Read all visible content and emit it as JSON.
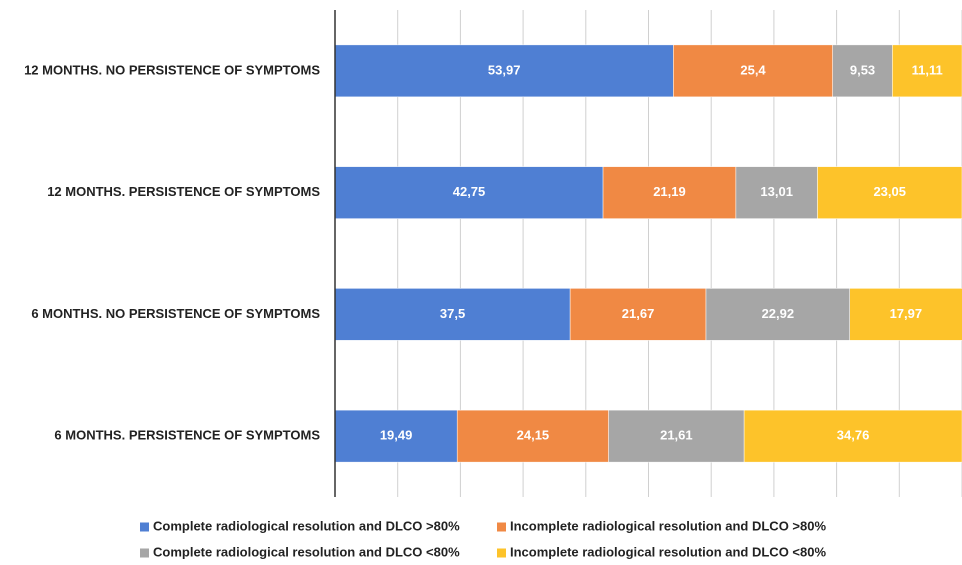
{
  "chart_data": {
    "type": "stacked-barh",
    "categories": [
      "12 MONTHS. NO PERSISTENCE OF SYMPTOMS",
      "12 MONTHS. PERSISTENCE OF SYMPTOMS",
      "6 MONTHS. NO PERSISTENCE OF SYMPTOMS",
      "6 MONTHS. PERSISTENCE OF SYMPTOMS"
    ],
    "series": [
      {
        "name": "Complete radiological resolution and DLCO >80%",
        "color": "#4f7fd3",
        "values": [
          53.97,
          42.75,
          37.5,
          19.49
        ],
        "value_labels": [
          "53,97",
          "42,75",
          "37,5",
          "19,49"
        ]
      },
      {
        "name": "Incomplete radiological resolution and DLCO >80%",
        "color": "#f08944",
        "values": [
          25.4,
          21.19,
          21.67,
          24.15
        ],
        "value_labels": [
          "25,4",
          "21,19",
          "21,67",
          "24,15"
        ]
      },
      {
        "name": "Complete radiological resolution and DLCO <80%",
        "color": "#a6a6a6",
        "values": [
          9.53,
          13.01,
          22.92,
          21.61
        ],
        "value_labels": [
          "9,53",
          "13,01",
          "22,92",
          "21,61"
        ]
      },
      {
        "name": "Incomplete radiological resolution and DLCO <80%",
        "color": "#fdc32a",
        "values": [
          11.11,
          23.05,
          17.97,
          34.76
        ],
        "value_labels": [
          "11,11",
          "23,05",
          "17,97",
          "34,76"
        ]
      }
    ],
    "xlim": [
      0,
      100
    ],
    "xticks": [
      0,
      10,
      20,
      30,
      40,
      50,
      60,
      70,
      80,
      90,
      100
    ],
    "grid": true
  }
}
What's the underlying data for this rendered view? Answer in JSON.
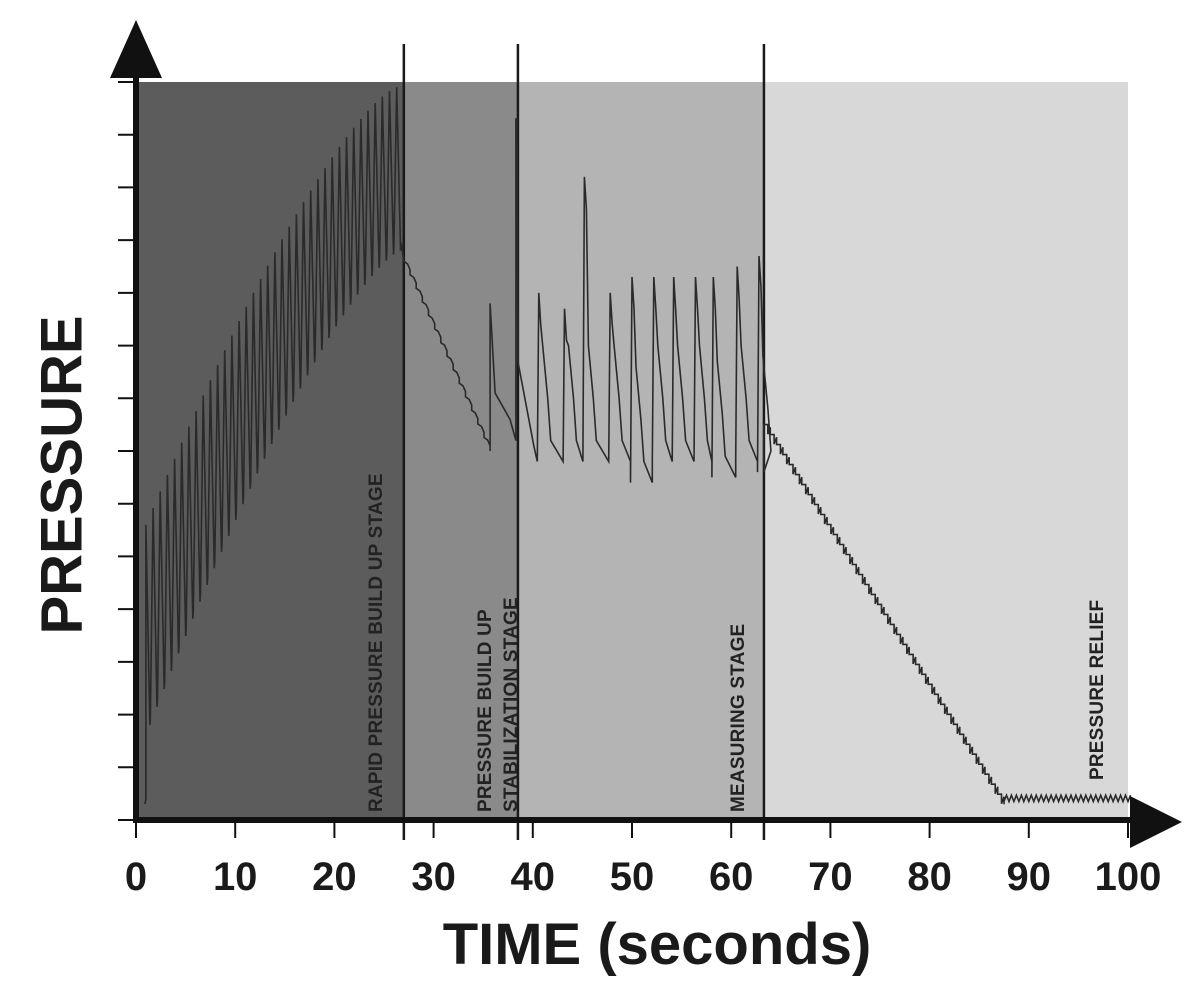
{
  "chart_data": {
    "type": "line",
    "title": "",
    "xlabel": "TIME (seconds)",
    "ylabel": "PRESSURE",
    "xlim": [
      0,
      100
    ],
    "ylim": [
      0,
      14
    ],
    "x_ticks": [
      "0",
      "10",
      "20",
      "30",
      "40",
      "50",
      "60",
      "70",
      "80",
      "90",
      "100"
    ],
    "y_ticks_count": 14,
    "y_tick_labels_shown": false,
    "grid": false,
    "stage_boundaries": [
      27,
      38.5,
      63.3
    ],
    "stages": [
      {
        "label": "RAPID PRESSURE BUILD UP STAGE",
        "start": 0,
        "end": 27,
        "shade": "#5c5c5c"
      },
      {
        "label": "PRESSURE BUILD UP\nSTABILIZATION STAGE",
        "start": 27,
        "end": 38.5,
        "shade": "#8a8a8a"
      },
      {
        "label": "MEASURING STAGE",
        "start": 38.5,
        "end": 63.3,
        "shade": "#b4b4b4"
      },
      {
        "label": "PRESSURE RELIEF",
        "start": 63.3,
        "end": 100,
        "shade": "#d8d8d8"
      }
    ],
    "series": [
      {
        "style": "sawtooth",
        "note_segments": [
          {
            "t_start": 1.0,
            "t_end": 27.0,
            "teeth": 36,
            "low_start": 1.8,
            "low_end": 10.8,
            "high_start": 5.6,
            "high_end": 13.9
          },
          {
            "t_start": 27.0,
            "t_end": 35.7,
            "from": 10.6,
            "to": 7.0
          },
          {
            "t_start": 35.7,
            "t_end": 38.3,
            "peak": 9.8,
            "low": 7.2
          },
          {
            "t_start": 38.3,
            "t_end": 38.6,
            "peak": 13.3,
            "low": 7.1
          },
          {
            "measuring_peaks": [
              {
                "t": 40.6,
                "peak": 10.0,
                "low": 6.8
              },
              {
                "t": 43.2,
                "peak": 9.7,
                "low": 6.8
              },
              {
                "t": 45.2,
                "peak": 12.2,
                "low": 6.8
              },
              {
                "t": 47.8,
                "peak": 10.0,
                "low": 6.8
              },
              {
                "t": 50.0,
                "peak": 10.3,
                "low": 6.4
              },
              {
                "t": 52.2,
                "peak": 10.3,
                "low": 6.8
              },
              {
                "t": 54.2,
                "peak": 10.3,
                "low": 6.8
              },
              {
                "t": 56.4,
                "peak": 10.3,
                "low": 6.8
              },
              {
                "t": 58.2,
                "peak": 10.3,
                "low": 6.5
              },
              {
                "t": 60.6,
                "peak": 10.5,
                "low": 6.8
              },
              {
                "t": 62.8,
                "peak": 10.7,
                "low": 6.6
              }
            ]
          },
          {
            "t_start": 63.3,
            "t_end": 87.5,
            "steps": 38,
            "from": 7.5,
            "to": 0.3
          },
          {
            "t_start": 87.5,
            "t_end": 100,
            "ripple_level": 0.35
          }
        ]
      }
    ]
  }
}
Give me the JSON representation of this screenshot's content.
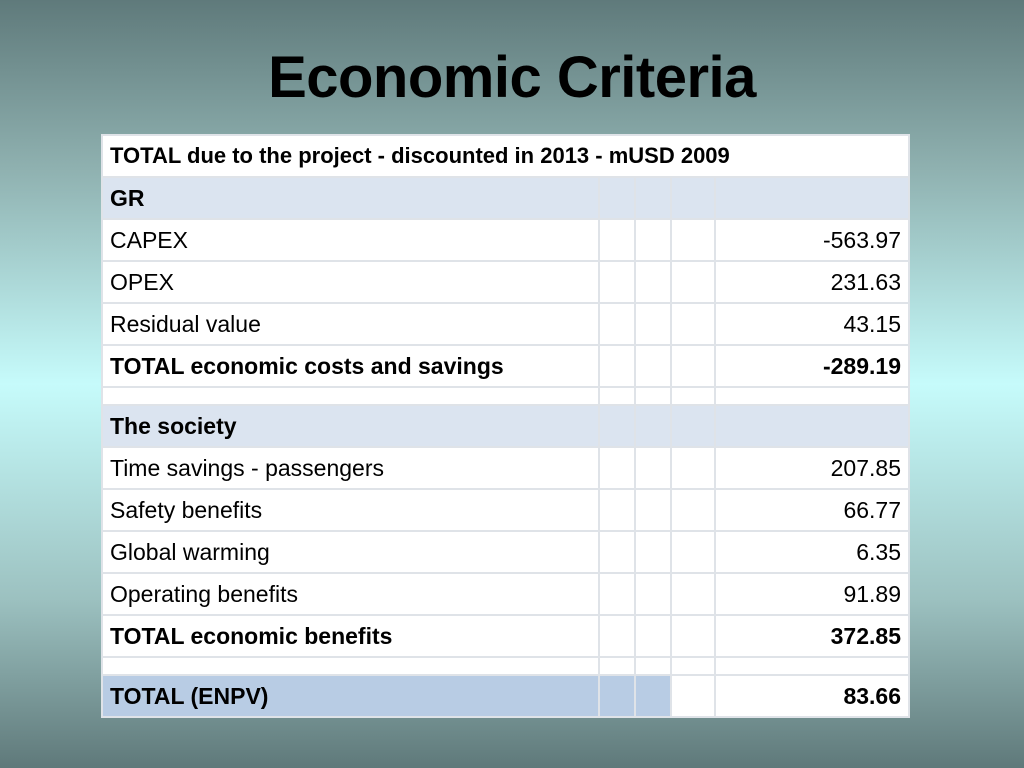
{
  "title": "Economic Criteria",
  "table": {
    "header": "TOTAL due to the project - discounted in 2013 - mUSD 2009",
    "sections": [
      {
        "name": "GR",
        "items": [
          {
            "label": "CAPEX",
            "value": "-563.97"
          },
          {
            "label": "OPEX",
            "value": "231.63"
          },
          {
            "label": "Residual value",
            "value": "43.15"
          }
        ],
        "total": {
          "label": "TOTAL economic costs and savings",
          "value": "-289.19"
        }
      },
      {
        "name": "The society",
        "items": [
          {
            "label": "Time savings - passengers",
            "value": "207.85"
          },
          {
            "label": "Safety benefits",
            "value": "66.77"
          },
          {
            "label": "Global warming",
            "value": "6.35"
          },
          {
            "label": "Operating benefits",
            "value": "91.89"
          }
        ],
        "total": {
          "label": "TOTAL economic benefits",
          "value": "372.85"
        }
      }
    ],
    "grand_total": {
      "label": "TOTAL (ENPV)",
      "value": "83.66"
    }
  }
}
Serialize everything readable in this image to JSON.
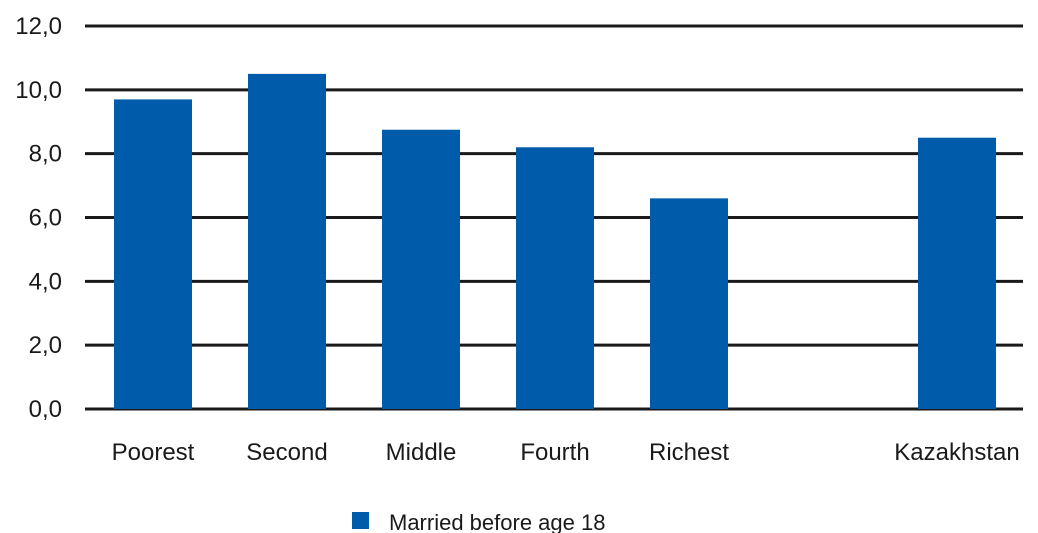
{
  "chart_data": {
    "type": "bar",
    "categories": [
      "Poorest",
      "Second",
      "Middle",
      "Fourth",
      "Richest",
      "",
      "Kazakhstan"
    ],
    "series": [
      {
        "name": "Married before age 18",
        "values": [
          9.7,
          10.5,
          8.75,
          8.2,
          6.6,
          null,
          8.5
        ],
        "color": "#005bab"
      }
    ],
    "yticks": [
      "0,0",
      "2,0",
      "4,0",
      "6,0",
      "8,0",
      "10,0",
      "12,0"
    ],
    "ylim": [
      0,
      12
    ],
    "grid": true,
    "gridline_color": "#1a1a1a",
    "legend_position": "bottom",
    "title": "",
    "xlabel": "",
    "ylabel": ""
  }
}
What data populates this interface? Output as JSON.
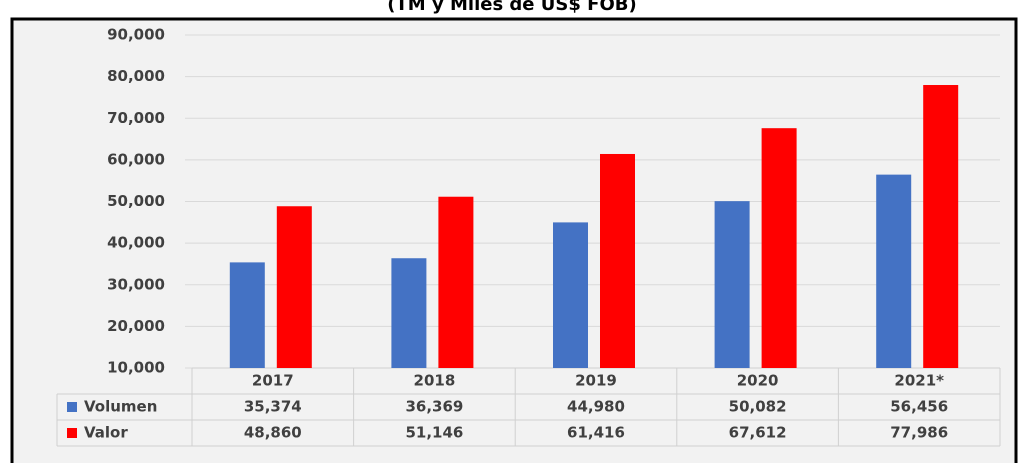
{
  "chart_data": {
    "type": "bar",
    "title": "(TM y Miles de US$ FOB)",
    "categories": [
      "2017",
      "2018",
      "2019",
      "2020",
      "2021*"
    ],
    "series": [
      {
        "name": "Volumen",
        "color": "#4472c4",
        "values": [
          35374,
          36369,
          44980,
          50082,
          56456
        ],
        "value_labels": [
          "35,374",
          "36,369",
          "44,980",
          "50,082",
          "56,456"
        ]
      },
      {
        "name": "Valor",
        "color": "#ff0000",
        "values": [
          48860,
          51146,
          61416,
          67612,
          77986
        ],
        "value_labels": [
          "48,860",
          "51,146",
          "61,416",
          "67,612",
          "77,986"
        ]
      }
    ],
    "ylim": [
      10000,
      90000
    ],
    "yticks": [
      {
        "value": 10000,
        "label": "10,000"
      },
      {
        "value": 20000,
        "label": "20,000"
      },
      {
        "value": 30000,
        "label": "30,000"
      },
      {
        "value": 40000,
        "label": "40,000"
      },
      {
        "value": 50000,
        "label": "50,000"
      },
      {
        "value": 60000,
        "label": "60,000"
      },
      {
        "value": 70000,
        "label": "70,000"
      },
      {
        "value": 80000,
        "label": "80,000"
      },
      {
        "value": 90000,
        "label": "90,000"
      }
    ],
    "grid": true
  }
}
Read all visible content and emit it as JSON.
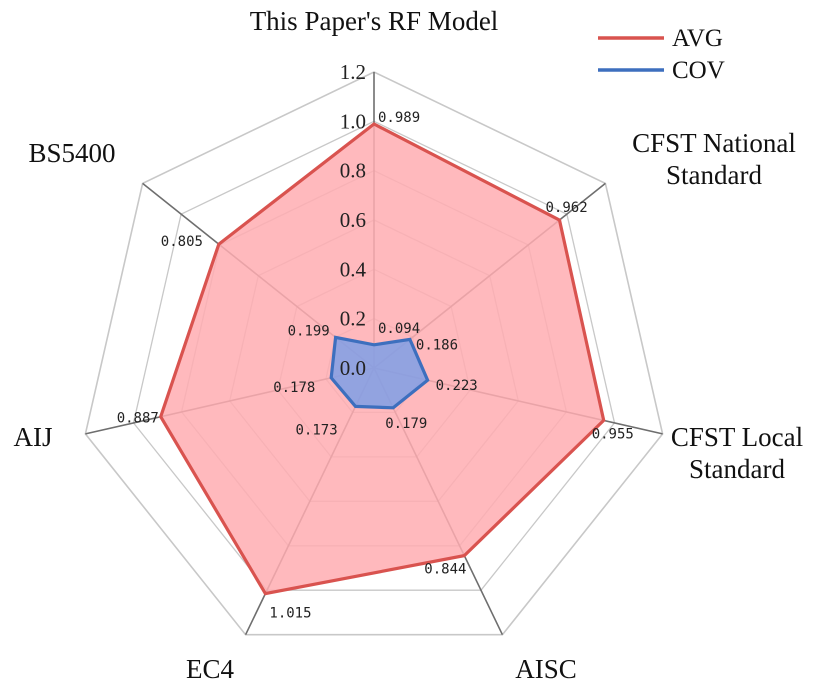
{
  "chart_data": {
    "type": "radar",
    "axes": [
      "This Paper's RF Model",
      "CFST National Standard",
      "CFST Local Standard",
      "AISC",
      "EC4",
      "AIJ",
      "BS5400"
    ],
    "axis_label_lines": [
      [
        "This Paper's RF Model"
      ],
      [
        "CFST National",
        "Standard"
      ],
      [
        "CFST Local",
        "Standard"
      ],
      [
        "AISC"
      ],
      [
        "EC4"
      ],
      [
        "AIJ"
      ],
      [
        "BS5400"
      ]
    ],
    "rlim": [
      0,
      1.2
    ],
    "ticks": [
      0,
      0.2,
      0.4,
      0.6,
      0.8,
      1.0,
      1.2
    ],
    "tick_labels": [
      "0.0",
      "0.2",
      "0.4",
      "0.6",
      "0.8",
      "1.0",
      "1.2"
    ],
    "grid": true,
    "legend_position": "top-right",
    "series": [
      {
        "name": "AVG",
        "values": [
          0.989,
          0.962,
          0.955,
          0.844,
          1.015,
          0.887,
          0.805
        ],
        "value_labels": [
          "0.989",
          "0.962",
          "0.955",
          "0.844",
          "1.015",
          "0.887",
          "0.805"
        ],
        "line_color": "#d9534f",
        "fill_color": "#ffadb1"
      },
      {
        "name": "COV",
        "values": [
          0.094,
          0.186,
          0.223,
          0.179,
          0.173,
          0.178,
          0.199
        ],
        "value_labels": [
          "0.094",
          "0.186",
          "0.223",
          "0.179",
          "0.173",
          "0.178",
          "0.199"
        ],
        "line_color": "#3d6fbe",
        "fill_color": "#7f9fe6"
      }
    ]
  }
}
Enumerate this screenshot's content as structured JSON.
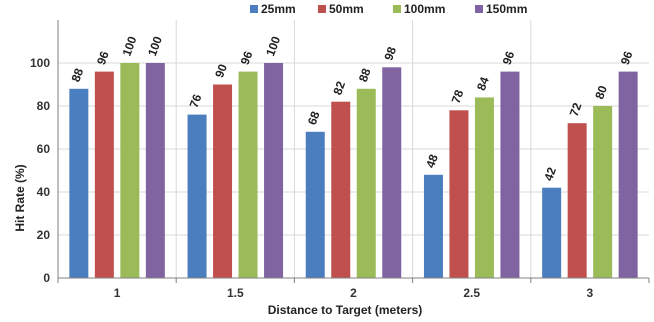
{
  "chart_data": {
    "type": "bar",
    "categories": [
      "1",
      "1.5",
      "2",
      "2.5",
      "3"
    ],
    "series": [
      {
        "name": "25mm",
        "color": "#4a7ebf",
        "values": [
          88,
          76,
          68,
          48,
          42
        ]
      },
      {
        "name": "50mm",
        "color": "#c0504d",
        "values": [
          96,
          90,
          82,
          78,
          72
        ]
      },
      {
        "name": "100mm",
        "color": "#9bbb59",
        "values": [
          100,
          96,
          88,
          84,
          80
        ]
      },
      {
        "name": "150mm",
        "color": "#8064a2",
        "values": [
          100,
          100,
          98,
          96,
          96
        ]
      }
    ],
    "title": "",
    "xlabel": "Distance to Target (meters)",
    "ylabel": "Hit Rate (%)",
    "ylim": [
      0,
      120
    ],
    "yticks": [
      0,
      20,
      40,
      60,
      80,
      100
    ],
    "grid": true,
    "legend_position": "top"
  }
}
========
**What the task asks:** Search the listing above for the string "screenshot". Copy every line that contains it.

**Reply:**
Give me the JSON representation of this screenshot's content.
Enumerate this screenshot's content as structured JSON.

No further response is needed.